(Records)
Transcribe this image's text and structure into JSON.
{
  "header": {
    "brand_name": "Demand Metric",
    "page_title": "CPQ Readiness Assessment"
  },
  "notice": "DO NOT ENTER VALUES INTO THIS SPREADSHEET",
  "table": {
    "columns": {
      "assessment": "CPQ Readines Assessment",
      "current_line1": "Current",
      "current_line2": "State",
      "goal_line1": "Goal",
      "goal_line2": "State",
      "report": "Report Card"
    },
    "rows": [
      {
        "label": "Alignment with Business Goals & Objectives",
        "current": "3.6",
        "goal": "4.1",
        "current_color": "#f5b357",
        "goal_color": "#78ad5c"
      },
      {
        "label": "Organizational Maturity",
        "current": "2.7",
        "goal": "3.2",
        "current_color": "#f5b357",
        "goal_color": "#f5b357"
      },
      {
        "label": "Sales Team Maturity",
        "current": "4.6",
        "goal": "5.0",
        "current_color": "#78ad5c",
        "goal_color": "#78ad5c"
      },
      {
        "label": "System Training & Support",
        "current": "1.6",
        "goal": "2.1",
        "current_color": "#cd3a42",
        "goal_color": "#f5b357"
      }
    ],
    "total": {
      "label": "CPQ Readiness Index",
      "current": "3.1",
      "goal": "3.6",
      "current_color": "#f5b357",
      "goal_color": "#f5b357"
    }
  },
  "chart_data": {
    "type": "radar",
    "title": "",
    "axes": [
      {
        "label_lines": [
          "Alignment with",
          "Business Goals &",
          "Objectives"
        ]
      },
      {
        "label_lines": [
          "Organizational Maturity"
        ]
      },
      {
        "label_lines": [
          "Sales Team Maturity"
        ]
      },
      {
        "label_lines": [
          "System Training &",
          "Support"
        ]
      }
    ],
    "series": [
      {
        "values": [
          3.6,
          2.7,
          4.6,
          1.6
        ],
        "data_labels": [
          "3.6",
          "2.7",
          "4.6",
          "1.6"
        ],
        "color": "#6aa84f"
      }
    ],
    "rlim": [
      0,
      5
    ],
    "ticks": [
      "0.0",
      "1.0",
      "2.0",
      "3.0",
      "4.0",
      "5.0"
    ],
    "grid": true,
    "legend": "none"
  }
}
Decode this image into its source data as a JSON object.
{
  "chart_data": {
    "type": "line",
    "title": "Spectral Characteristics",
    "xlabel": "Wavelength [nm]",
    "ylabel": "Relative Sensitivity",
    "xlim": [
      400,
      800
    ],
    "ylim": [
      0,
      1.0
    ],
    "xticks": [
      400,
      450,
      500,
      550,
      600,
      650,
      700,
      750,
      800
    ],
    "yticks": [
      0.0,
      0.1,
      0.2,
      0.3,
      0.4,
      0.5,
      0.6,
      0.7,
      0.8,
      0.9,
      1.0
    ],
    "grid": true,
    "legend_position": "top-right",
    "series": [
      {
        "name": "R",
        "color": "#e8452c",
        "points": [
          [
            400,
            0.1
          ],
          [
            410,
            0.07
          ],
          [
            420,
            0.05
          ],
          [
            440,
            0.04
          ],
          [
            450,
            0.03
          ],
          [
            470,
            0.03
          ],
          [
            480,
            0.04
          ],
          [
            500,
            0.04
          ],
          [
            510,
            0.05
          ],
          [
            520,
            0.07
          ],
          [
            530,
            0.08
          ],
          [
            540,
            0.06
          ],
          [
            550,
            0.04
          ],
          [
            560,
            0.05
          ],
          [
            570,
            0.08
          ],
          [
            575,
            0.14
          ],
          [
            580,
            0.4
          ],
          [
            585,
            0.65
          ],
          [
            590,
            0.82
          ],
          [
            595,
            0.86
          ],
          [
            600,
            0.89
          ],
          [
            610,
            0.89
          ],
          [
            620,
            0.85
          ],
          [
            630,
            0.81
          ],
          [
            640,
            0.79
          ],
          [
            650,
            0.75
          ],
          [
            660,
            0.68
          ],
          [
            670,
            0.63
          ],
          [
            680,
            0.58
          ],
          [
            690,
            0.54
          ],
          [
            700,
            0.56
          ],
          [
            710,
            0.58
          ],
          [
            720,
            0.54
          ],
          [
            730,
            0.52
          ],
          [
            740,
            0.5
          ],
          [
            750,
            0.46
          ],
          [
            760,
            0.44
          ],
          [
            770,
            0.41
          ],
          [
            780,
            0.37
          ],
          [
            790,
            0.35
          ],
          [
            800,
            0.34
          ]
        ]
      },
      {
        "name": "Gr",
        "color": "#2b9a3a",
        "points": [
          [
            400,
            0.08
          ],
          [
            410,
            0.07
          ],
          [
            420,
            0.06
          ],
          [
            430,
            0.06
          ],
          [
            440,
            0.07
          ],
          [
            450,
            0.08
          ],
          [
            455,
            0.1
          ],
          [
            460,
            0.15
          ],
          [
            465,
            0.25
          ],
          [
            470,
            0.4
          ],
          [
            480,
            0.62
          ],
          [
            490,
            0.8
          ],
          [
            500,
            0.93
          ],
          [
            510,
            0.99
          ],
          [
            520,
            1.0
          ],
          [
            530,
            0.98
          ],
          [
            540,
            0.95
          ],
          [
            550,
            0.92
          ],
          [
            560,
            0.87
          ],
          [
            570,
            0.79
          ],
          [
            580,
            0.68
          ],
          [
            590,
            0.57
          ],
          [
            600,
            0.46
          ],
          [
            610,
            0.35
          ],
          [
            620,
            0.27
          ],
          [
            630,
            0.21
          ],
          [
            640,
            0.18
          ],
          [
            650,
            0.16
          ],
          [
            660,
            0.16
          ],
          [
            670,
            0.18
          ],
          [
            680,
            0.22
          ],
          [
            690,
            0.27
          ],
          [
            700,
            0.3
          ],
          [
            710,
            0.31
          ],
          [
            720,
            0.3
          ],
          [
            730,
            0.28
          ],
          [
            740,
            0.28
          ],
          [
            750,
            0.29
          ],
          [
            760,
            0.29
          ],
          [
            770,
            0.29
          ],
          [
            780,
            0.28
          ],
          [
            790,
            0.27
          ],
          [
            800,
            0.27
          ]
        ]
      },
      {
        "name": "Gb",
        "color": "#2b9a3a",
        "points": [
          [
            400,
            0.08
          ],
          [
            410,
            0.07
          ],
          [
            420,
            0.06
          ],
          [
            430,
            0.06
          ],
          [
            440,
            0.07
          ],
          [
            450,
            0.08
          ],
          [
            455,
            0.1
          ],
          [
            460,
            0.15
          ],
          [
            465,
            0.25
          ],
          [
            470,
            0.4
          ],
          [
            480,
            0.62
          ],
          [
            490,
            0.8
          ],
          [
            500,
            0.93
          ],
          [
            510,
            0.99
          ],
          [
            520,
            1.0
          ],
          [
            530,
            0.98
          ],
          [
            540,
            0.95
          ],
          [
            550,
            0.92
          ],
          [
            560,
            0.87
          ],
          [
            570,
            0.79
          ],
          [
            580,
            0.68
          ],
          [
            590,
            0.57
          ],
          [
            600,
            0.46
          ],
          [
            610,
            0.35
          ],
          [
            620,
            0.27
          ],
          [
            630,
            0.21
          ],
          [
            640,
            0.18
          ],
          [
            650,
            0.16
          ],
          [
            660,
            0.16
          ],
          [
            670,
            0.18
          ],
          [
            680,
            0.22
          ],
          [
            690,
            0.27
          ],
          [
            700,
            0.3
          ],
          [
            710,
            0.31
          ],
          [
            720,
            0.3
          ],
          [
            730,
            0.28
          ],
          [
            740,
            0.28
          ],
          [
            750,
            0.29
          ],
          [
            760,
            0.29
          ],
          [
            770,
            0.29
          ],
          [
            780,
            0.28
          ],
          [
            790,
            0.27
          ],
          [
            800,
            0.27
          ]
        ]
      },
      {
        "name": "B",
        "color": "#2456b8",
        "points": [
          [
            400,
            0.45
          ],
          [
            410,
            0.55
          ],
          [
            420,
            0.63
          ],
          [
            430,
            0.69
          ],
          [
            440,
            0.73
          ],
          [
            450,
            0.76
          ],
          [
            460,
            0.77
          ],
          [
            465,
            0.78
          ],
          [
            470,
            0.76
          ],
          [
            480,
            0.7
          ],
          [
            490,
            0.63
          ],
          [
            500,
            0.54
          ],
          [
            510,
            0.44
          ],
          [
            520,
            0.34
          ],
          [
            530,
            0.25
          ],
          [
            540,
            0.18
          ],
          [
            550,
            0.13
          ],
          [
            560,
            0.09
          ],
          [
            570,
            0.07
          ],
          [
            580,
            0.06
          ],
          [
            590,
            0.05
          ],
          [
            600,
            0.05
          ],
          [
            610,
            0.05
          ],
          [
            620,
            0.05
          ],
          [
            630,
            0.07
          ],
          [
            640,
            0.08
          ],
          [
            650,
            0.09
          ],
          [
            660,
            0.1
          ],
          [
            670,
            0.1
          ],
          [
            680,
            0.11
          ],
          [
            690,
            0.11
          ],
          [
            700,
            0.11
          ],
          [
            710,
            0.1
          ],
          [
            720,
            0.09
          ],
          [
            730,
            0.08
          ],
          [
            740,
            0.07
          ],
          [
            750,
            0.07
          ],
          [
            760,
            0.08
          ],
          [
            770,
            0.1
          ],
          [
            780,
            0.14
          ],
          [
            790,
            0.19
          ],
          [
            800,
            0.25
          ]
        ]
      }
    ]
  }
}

(Request)
For each line of the listing that holds the word "Support", show that line.

(Complete answer)
        "label": "System Training & Support",
          "Support"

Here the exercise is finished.